(Dataset records)
________________________________________

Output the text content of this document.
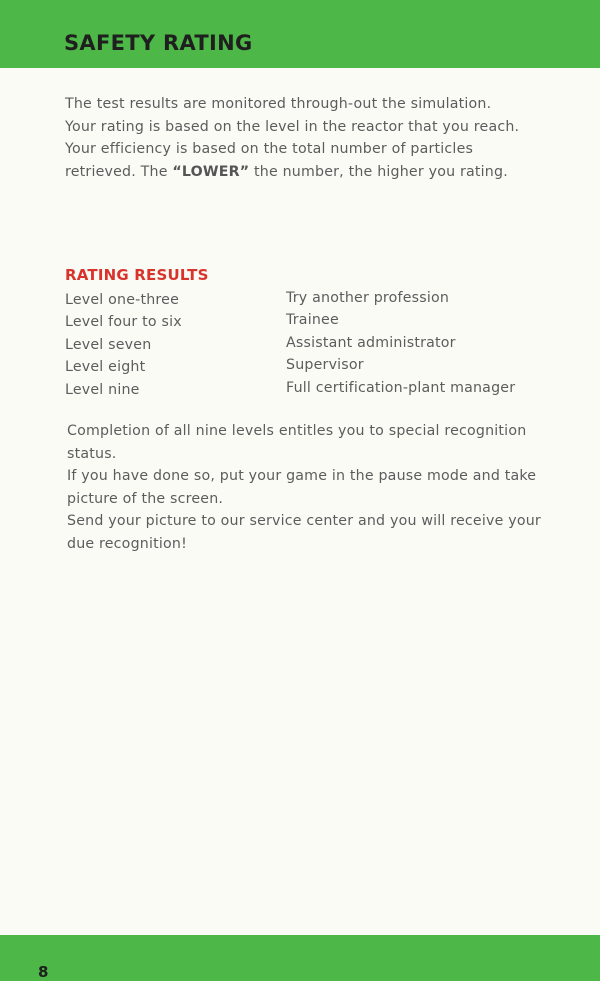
SAFETY RATING

The test results are monitored through-out the simulation.

Your rating is based on the level in the reactor that you reach.

Your efficiency is based on the total number of particles retrieved. The “LOWER” the number, the higher you rating.

RATING RESULTS
Level one-three	Try another profession
Level four to six	Trainee
Level seven	Assistant administrator
Level eight	Supervisor
Level nine	Full certification-plant manager

Completion of all nine levels entitles you to special recognition status.

If you have done so, put your game in the pause mode and take picture of the screen.

Send your picture to our service center and you will receive your due recognition!

8
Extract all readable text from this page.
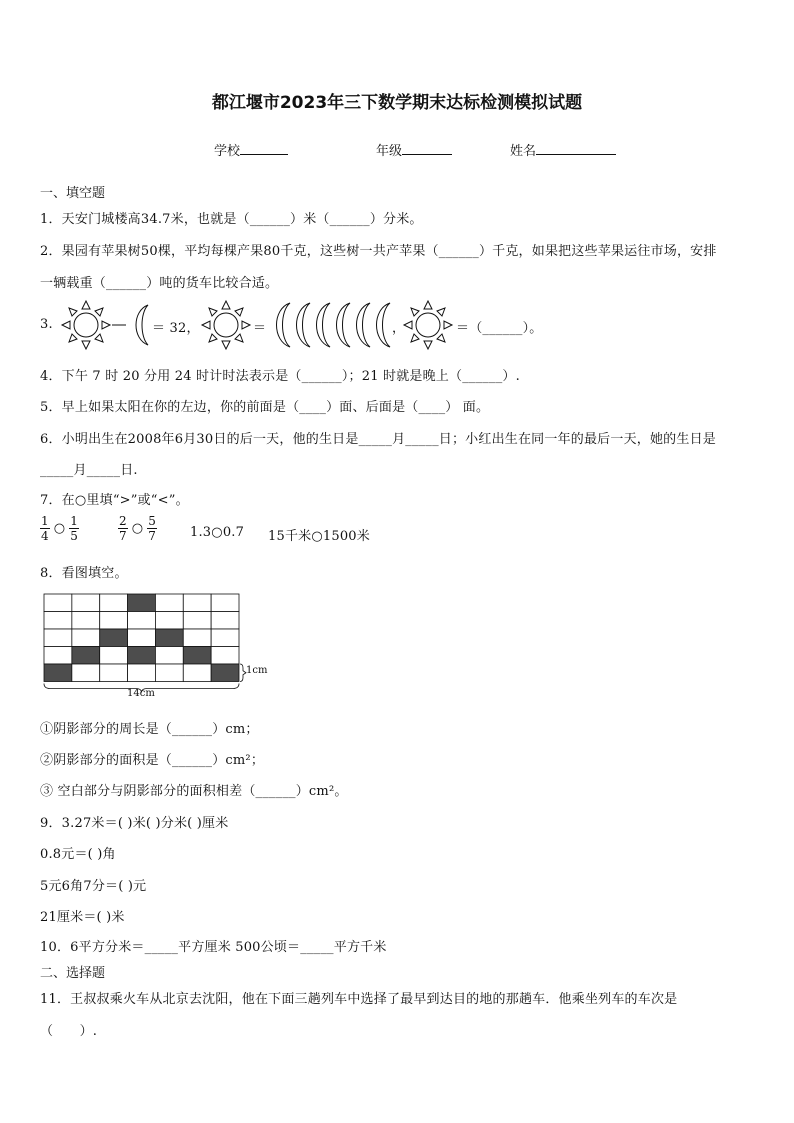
都江堰市2023年三下数学期末达标检测模拟试题
学校	年级	姓名
一、填空题
1．天安门城楼高34.7米，也就是（______）米（______）分米。
2．果园有苹果树50棵，平均每棵产果80千克，这些树一共产苹果（______）千克，如果把这些苹果运往市场，安排
一辆载重（______）吨的货车比较合适。
3.	＝ 32，	＝	，	＝（______）。
4．下午 7 时 20 分用 24 时计时法表示是（______）；21 时就是晚上（______）.
5．早上如果太阳在你的左边，你的前面是（____）面、后面是（____） 面。
6．小明出生在2008年6月30日的后一天，他的生日是_____月_____日；小红出生在同一年的最后一天，她的生日是
_____月_____日.
7．在○里填“>”或“<”。
$\frac{1}{4}$ ○ $\frac{1}{5}$	$\frac{2}{7}$ ○ $\frac{5}{7}$	1.3○0.7 15千米○1500米
8．看图填空。
1cm
14cm
①阴影部分的周长是（______）cm；
②阴影部分的面积是（______）cm²；
③ 空白部分与阴影部分的面积相差（______）cm²。
9．3.27米＝( )米( )分米( )厘米
0.8元＝( )角
5元6角7分＝( )元
21厘米＝( )米
10．6平方分米＝_____平方厘米 500公顷＝_____平方千米
二、选择题
11．王叔叔乘火车从北京去沈阳，他在下面三趟列车中选择了最早到达目的地的那趟车．他乘坐列车的车次是
（　　）.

________________________________________

PROBLEM DESCRIPTION → Collect the lines of the data that carry the word "recognition".

WRITTEN SOLUTION →
Completion of all nine levels entitles you to special recognition status.
Send your picture to our service center and you will receive your due recognition!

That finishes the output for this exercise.